Given problem: Each entry below is to be transcribed exactly.

Supplied material:
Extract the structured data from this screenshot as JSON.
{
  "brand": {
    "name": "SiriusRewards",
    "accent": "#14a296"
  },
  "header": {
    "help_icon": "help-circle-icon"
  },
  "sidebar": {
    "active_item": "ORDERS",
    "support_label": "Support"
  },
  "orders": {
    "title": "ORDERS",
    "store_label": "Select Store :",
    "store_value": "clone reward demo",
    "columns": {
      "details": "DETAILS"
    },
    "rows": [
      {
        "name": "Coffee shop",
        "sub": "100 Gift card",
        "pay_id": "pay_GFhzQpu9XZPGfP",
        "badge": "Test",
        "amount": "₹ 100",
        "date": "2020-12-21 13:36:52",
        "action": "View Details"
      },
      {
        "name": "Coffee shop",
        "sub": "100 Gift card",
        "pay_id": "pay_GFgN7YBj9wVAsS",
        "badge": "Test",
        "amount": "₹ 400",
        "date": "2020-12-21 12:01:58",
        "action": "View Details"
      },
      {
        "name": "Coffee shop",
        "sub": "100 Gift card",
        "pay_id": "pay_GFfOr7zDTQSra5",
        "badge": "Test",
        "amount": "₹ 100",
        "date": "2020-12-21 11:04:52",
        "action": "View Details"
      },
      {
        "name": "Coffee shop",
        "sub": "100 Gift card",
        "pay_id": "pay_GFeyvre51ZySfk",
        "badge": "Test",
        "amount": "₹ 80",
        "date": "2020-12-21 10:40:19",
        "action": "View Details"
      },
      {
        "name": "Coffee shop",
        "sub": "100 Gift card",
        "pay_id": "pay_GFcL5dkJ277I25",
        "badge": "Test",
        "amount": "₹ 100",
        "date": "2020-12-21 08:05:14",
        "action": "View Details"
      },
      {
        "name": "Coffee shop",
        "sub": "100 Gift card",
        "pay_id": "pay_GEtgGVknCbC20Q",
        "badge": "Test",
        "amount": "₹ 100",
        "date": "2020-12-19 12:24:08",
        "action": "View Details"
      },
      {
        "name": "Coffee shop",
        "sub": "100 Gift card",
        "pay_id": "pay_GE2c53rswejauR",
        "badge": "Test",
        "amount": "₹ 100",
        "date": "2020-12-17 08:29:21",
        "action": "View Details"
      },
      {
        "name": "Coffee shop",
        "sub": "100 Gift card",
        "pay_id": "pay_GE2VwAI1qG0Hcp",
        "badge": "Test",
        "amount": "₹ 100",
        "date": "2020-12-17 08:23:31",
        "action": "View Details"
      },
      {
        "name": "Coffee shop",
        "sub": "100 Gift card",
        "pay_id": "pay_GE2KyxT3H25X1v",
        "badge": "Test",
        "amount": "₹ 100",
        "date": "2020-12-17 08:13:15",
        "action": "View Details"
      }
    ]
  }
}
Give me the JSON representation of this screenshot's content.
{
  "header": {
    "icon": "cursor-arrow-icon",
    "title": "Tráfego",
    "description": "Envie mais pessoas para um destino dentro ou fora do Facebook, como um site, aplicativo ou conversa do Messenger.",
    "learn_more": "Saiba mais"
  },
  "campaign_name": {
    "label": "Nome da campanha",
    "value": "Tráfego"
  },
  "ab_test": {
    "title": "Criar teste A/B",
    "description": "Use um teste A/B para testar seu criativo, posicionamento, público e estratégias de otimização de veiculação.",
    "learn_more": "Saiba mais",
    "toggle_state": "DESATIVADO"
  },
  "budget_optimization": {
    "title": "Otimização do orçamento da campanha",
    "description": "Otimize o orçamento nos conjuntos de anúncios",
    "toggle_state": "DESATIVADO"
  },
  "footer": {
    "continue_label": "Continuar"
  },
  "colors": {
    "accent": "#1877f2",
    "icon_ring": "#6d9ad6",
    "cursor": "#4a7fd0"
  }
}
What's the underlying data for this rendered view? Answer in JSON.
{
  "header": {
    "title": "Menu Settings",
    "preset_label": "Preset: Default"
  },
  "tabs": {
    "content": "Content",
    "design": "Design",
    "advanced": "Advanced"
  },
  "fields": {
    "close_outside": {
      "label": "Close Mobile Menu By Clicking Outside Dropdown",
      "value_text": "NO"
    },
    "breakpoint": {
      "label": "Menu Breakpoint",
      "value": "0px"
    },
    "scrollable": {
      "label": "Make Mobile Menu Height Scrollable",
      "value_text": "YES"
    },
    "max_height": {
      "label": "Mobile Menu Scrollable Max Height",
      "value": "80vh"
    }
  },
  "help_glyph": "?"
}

Exercise output:
Extract the structured data from this screenshot as JSON.
{
  "brand": {
    "name": "SiriusRewards",
    "accent": "#14a296"
  },
  "header": {
    "help_icon": "help-circle-icon"
  },
  "sidebar": {
    "active_item": "ORDERS",
    "support_label": "Support"
  },
  "orders": {
    "title": "ORDERS",
    "store_label": "Select Store :",
    "store_value": "clone reward demo",
    "columns": {
      "details": "DETAILS"
    },
    "rows": [
      {
        "name": "Coffee shop",
        "sub": "100 Gift card",
        "pay_id": "pay_GFhzQpu9XZPGfP",
        "badge": "Test",
        "amount": "₹ 100",
        "date": "2020-12-21 13:36:52",
        "action": "View Details"
      },
      {
        "name": "Coffee shop",
        "sub": "100 Gift card",
        "pay_id": "pay_GFgN7YBj9wVAsS",
        "badge": "Test",
        "amount": "₹ 400",
        "date": "2020-12-21 12:01:58",
        "action": "View Details"
      },
      {
        "name": "Coffee shop",
        "sub": "100 Gift card",
        "pay_id": "pay_GFfOr7zDTQSra5",
        "badge": "Test",
        "amount": "₹ 100",
        "date": "2020-12-21 11:04:52",
        "action": "View Details"
      },
      {
        "name": "Coffee shop",
        "sub": "100 Gift card",
        "pay_id": "pay_GFeyvre51ZySfk",
        "badge": "Test",
        "amount": "₹ 80",
        "date": "2020-12-21 10:40:19",
        "action": "View Details"
      },
      {
        "name": "Coffee shop",
        "sub": "100 Gift card",
        "pay_id": "pay_GFcL5dkJ277I25",
        "badge": "Test",
        "amount": "₹ 100",
        "date": "2020-12-21 08:05:14",
        "action": "View Details"
      },
      {
        "name": "Coffee shop",
        "sub": "100 Gift card",
        "pay_id": "pay_GEtgGVknCbC20Q",
        "badge": "Test",
        "amount": "₹ 100",
        "date": "2020-12-19 12:24:08",
        "action": "View Details"
      },
      {
        "name": "Coffee shop",
        "sub": "100 Gift card",
        "pay_id": "pay_GE2c53rswejauR",
        "badge": "Test",
        "amount": "₹ 100",
        "date": "2020-12-17 08:29:21",
        "action": "View Details"
      },
      {
        "name": "Coffee shop",
        "sub": "100 Gift card",
        "pay_id": "pay_GE2VwAI1qG0Hcp",
        "badge": "Test",
        "amount": "₹ 100",
        "date": "2020-12-17 08:23:31",
        "action": "View Details"
      },
      {
        "name": "Coffee shop",
        "sub": "100 Gift card",
        "pay_id": "pay_GE2KyxT3H25X1v",
        "badge": "Test",
        "amount": "₹ 100",
        "date": "2020-12-17 08:13:15",
        "action": "View Details"
      }
    ]
  }
}
Give me the JSON representation of this screenshot's content.
{
  "header": {
    "icon": "cursor-arrow-icon",
    "title": "Tráfego",
    "description": "Envie mais pessoas para um destino dentro ou fora do Facebook, como um site, aplicativo ou conversa do Messenger.",
    "learn_more": "Saiba mais"
  },
  "campaign_name": {
    "label": "Nome da campanha",
    "value": "Tráfego"
  },
  "ab_test": {
    "title": "Criar teste A/B",
    "description": "Use um teste A/B para testar seu criativo, posicionamento, público e estratégias de otimização de veiculação.",
    "learn_more": "Saiba mais",
    "toggle_state": "DESATIVADO"
  },
  "budget_optimization": {
    "title": "Otimização do orçamento da campanha",
    "description": "Otimize o orçamento nos conjuntos de anúncios",
    "toggle_state": "DESATIVADO"
  },
  "footer": {
    "continue_label": "Continuar"
  },
  "colors": {
    "accent": "#1877f2",
    "icon_ring": "#6d9ad6",
    "cursor": "#4a7fd0"
  }
}
What's the underlying data for this rendered view? Answer in JSON.
{
  "header": {
    "title": "Menu Settings",
    "preset_label": "Preset: Default"
  },
  "tabs": {
    "content": "Content",
    "design": "Design",
    "advanced": "Advanced"
  },
  "fields": {
    "close_outside": {
      "label": "Close Mobile Menu By Clicking Outside Dropdown",
      "value_text": "NO"
    },
    "breakpoint": {
      "label": "Menu Breakpoint",
      "value": "0px"
    },
    "scrollable": {
      "label": "Make Mobile Menu Height Scrollable",
      "value_text": "YES"
    },
    "max_height": {
      "label": "Mobile Menu Scrollable Max Height",
      "value": "80vh"
    }
  },
  "help_glyph": "?"
}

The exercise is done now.